§ EXERCISE DESCRIPTION
Whenever a line below holds the word "title", copy that line.
[start]
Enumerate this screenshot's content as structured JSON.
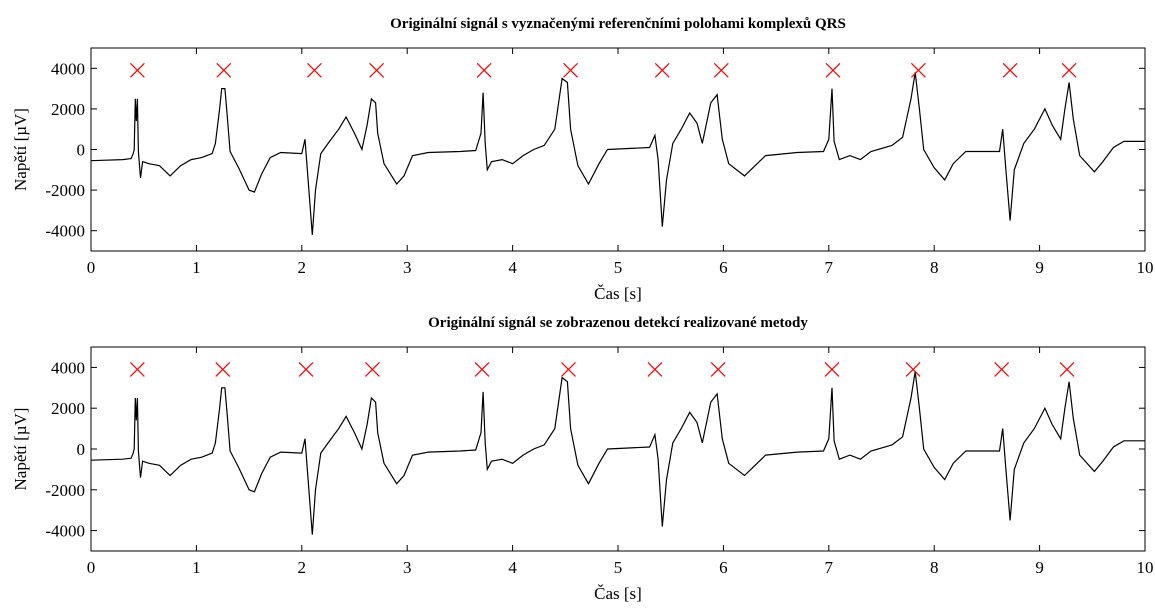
{
  "chart_data": [
    {
      "type": "line",
      "title": "Originální signál s vyznačenými referenčními polohami komplexů QRS",
      "xlabel": "Čas [s]",
      "ylabel": "Napětí [µV]",
      "xlim": [
        0,
        10
      ],
      "ylim": [
        -5000,
        5000
      ],
      "xticks": [
        0,
        1,
        2,
        3,
        4,
        5,
        6,
        7,
        8,
        9,
        10
      ],
      "yticks": [
        -4000,
        -2000,
        0,
        2000,
        4000
      ],
      "color": "#000000",
      "x": [
        0,
        0.3,
        0.38,
        0.4,
        0.41,
        0.42,
        0.43,
        0.44,
        0.45,
        0.47,
        0.49,
        0.55,
        0.65,
        0.75,
        0.85,
        0.95,
        1.05,
        1.15,
        1.18,
        1.22,
        1.24,
        1.27,
        1.29,
        1.32,
        1.4,
        1.5,
        1.55,
        1.62,
        1.7,
        1.8,
        2.0,
        2.03,
        2.06,
        2.1,
        2.13,
        2.18,
        2.25,
        2.35,
        2.42,
        2.5,
        2.57,
        2.62,
        2.66,
        2.7,
        2.72,
        2.78,
        2.9,
        2.97,
        3.05,
        3.2,
        3.5,
        3.65,
        3.7,
        3.72,
        3.74,
        3.76,
        3.8,
        3.9,
        4.0,
        4.1,
        4.2,
        4.3,
        4.4,
        4.47,
        4.52,
        4.55,
        4.62,
        4.72,
        4.82,
        4.9,
        5.1,
        5.3,
        5.35,
        5.38,
        5.42,
        5.46,
        5.52,
        5.6,
        5.68,
        5.75,
        5.8,
        5.88,
        5.94,
        5.99,
        6.05,
        6.2,
        6.28,
        6.4,
        6.7,
        6.95,
        7.0,
        7.03,
        7.05,
        7.1,
        7.2,
        7.3,
        7.4,
        7.6,
        7.7,
        7.78,
        7.82,
        7.86,
        7.9,
        8.0,
        8.1,
        8.18,
        8.3,
        8.5,
        8.62,
        8.65,
        8.68,
        8.72,
        8.76,
        8.85,
        8.95,
        9.05,
        9.12,
        9.2,
        9.24,
        9.28,
        9.32,
        9.38,
        9.52,
        9.6,
        9.7,
        9.8,
        10
      ],
      "values": [
        -550,
        -500,
        -450,
        -200,
        0,
        2500,
        1400,
        2500,
        -100,
        -1400,
        -600,
        -700,
        -800,
        -1300,
        -800,
        -500,
        -400,
        -200,
        300,
        2000,
        3000,
        3000,
        1800,
        -100,
        -900,
        -2000,
        -2100,
        -1200,
        -400,
        -150,
        -200,
        500,
        -1500,
        -4200,
        -2000,
        -200,
        300,
        1000,
        1600,
        800,
        0,
        1200,
        2500,
        2300,
        800,
        -700,
        -1700,
        -1300,
        -300,
        -150,
        -100,
        -50,
        800,
        2800,
        300,
        -1000,
        -600,
        -500,
        -700,
        -300,
        0,
        200,
        1000,
        3500,
        3300,
        1000,
        -800,
        -1700,
        -700,
        0,
        50,
        100,
        700,
        -500,
        -3800,
        -1500,
        300,
        1000,
        1800,
        1300,
        300,
        2300,
        2700,
        500,
        -700,
        -1300,
        -900,
        -300,
        -150,
        -100,
        500,
        3000,
        400,
        -500,
        -300,
        -500,
        -100,
        200,
        600,
        2500,
        3800,
        2000,
        0,
        -900,
        -1500,
        -700,
        -100,
        -100,
        -100,
        1000,
        -1000,
        -3500,
        -1000,
        300,
        1000,
        2000,
        1200,
        500,
        2000,
        3300,
        1500,
        -300,
        -1100,
        -600,
        100,
        400,
        400
      ],
      "markers": {
        "color": "#ff0000",
        "x": [
          0.44,
          1.26,
          2.12,
          2.71,
          3.73,
          4.55,
          5.42,
          5.98,
          7.04,
          7.85,
          8.72,
          9.28
        ],
        "values": [
          3900,
          3900,
          3900,
          3900,
          3900,
          3900,
          3900,
          3900,
          3900,
          3900,
          3900,
          3900
        ]
      }
    },
    {
      "type": "line",
      "title": "Originální signál se zobrazenou detekcí realizované metody",
      "xlabel": "Čas [s]",
      "ylabel": "Napětí [µV]",
      "xlim": [
        0,
        10
      ],
      "ylim": [
        -5000,
        5000
      ],
      "xticks": [
        0,
        1,
        2,
        3,
        4,
        5,
        6,
        7,
        8,
        9,
        10
      ],
      "yticks": [
        -4000,
        -2000,
        0,
        2000,
        4000
      ],
      "color": "#000000",
      "x": [
        0,
        0.3,
        0.38,
        0.4,
        0.41,
        0.42,
        0.43,
        0.44,
        0.45,
        0.47,
        0.49,
        0.55,
        0.65,
        0.75,
        0.85,
        0.95,
        1.05,
        1.15,
        1.18,
        1.22,
        1.24,
        1.27,
        1.29,
        1.32,
        1.4,
        1.5,
        1.55,
        1.62,
        1.7,
        1.8,
        2.0,
        2.03,
        2.06,
        2.1,
        2.13,
        2.18,
        2.25,
        2.35,
        2.42,
        2.5,
        2.57,
        2.62,
        2.66,
        2.7,
        2.72,
        2.78,
        2.9,
        2.97,
        3.05,
        3.2,
        3.5,
        3.65,
        3.7,
        3.72,
        3.74,
        3.76,
        3.8,
        3.9,
        4.0,
        4.1,
        4.2,
        4.3,
        4.4,
        4.47,
        4.52,
        4.55,
        4.62,
        4.72,
        4.82,
        4.9,
        5.1,
        5.3,
        5.35,
        5.38,
        5.42,
        5.46,
        5.52,
        5.6,
        5.68,
        5.75,
        5.8,
        5.88,
        5.94,
        5.99,
        6.05,
        6.2,
        6.28,
        6.4,
        6.7,
        6.95,
        7.0,
        7.03,
        7.05,
        7.1,
        7.2,
        7.3,
        7.4,
        7.6,
        7.7,
        7.78,
        7.82,
        7.86,
        7.9,
        8.0,
        8.1,
        8.18,
        8.3,
        8.5,
        8.62,
        8.65,
        8.68,
        8.72,
        8.76,
        8.85,
        8.95,
        9.05,
        9.12,
        9.2,
        9.24,
        9.28,
        9.32,
        9.38,
        9.52,
        9.6,
        9.7,
        9.8,
        10
      ],
      "values": [
        -550,
        -500,
        -450,
        -200,
        0,
        2500,
        1400,
        2500,
        -100,
        -1400,
        -600,
        -700,
        -800,
        -1300,
        -800,
        -500,
        -400,
        -200,
        300,
        2000,
        3000,
        3000,
        1800,
        -100,
        -900,
        -2000,
        -2100,
        -1200,
        -400,
        -150,
        -200,
        500,
        -1500,
        -4200,
        -2000,
        -200,
        300,
        1000,
        1600,
        800,
        0,
        1200,
        2500,
        2300,
        800,
        -700,
        -1700,
        -1300,
        -300,
        -150,
        -100,
        -50,
        800,
        2800,
        300,
        -1000,
        -600,
        -500,
        -700,
        -300,
        0,
        200,
        1000,
        3500,
        3300,
        1000,
        -800,
        -1700,
        -700,
        0,
        50,
        100,
        700,
        -500,
        -3800,
        -1500,
        300,
        1000,
        1800,
        1300,
        300,
        2300,
        2700,
        500,
        -700,
        -1300,
        -900,
        -300,
        -150,
        -100,
        500,
        3000,
        400,
        -500,
        -300,
        -500,
        -100,
        200,
        600,
        2500,
        3800,
        2000,
        0,
        -900,
        -1500,
        -700,
        -100,
        -100,
        -100,
        1000,
        -1000,
        -3500,
        -1000,
        300,
        1000,
        2000,
        1200,
        500,
        2000,
        3300,
        1500,
        -300,
        -1100,
        -600,
        100,
        400,
        400
      ],
      "markers": {
        "color": "#ff0000",
        "x": [
          0.44,
          1.25,
          2.04,
          2.67,
          3.71,
          4.53,
          5.35,
          5.95,
          7.03,
          7.8,
          8.64,
          9.26
        ],
        "values": [
          3900,
          3900,
          3900,
          3900,
          3900,
          3900,
          3900,
          3900,
          3900,
          3900,
          3900,
          3900
        ]
      }
    }
  ]
}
[end]
§ SOLUTION FOR THIS EXERCISE
      "title": "Originální signál s vyznačenými referenčními polohami komplexů QRS",
      "title": "Originální signál se zobrazenou detekcí realizované metody",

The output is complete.